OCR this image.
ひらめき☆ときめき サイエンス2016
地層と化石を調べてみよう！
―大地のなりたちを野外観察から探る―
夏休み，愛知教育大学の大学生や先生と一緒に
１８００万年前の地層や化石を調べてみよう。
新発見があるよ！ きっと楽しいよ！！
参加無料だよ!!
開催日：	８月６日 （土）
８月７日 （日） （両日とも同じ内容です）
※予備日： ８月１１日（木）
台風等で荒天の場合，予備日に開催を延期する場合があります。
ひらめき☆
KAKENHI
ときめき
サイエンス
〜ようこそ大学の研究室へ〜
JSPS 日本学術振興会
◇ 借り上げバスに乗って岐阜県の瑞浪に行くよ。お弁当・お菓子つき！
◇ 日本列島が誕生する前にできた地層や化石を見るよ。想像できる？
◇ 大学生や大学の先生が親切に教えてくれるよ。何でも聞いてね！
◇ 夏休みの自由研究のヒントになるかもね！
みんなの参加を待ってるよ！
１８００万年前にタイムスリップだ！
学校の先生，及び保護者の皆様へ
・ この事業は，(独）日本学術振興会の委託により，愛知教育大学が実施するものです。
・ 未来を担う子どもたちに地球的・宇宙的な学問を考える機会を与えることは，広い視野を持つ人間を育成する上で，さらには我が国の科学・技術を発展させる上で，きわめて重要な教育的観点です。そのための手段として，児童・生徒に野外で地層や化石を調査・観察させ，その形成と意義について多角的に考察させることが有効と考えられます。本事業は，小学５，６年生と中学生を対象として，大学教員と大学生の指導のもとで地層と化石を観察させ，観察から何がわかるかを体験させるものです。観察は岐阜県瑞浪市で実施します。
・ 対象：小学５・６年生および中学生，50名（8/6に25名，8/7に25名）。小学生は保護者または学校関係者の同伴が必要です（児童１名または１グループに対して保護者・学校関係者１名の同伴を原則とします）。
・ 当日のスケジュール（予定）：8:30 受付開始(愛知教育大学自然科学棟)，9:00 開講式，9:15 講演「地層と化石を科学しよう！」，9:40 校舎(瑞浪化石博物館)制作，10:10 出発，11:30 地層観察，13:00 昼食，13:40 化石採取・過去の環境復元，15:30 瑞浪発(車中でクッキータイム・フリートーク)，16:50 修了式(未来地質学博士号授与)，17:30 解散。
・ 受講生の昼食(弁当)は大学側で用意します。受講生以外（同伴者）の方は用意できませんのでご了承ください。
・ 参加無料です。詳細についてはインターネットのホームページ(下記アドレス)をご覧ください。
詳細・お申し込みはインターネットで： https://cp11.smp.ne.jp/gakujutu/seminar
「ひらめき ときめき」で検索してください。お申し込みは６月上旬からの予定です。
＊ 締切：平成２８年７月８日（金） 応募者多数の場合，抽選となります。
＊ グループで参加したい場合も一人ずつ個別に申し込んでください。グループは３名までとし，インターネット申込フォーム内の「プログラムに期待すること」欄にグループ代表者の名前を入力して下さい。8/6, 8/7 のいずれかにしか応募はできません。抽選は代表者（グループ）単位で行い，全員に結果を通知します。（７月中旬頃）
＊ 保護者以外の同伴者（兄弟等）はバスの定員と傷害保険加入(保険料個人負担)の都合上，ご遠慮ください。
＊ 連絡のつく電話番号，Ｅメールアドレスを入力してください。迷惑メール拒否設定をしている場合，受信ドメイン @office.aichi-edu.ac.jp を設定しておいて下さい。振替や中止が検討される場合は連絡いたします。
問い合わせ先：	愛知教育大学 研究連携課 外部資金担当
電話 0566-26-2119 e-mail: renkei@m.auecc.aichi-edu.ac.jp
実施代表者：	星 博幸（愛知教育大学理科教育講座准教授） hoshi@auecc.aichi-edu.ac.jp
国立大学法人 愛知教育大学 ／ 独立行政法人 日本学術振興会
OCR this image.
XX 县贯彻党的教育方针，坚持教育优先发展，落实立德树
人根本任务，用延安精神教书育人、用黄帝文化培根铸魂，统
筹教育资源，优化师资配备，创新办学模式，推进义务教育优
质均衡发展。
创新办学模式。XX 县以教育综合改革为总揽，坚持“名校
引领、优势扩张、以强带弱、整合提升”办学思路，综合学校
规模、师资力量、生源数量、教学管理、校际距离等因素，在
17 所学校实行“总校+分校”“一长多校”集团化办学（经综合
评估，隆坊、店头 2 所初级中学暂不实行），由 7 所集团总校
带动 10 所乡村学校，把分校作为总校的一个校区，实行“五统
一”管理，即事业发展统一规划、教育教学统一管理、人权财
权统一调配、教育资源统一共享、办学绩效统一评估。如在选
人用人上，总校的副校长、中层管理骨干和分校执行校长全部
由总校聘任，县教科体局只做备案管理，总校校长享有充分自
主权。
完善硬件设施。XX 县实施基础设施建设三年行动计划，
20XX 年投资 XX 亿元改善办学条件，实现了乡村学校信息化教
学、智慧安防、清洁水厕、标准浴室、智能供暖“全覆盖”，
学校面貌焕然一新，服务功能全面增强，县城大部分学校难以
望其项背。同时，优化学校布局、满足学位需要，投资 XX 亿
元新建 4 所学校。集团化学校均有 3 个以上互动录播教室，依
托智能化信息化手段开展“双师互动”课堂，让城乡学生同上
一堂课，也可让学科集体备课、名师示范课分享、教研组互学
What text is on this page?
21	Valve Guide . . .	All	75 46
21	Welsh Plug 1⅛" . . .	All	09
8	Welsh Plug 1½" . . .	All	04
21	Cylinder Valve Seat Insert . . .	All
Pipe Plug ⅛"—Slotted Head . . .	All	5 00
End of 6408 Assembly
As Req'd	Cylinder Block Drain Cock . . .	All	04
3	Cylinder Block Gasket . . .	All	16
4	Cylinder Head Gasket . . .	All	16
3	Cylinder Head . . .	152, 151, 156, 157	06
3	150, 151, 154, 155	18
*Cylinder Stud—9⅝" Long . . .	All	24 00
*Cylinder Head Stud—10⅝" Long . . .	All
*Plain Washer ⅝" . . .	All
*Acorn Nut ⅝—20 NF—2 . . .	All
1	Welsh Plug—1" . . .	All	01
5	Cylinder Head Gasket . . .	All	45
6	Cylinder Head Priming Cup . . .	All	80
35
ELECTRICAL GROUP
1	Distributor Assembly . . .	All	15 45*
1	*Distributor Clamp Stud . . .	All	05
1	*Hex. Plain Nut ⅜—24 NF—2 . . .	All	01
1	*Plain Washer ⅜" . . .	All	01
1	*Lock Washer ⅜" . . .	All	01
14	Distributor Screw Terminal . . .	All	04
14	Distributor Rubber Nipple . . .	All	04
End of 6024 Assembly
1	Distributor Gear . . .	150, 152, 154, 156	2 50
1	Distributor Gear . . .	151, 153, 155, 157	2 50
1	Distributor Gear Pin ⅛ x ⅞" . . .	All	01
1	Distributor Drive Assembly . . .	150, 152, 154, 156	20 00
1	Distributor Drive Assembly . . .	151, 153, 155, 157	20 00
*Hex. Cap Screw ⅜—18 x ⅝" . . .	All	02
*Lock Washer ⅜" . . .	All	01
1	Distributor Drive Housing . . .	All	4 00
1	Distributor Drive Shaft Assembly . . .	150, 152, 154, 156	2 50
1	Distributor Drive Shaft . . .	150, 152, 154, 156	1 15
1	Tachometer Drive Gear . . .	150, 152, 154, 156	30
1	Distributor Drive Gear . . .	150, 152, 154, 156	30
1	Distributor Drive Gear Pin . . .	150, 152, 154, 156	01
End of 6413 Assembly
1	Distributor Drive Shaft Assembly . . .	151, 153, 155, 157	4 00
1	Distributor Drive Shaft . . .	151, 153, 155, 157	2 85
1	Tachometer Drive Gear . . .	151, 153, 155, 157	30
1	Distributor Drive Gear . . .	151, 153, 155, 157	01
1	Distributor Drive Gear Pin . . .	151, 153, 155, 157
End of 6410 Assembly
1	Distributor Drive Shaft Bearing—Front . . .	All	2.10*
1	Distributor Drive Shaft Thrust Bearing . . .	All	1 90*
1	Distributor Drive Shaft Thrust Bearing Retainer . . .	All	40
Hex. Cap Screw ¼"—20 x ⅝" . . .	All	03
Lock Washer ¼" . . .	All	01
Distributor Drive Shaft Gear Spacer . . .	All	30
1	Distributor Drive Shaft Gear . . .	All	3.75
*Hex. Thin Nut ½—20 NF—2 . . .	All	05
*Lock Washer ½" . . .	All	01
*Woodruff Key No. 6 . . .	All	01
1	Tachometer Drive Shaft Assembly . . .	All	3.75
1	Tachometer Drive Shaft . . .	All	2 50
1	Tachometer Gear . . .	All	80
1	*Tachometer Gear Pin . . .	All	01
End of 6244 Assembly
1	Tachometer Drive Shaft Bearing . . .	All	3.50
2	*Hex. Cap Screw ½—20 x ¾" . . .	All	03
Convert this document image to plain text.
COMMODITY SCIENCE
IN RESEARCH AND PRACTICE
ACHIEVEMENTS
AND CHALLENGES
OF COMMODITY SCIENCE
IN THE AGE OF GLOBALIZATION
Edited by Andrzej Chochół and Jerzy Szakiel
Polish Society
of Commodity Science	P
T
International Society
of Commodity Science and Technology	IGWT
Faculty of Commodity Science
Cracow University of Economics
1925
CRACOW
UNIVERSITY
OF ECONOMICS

Instructions for the task: Check every line of the data above for the string "Gasket", and copy those that have it.

Output:
3	Cylinder Block Gasket . . .	All	16
4	Cylinder Head Gasket . . .	All	16
5	Cylinder Head Gasket . . .	All	45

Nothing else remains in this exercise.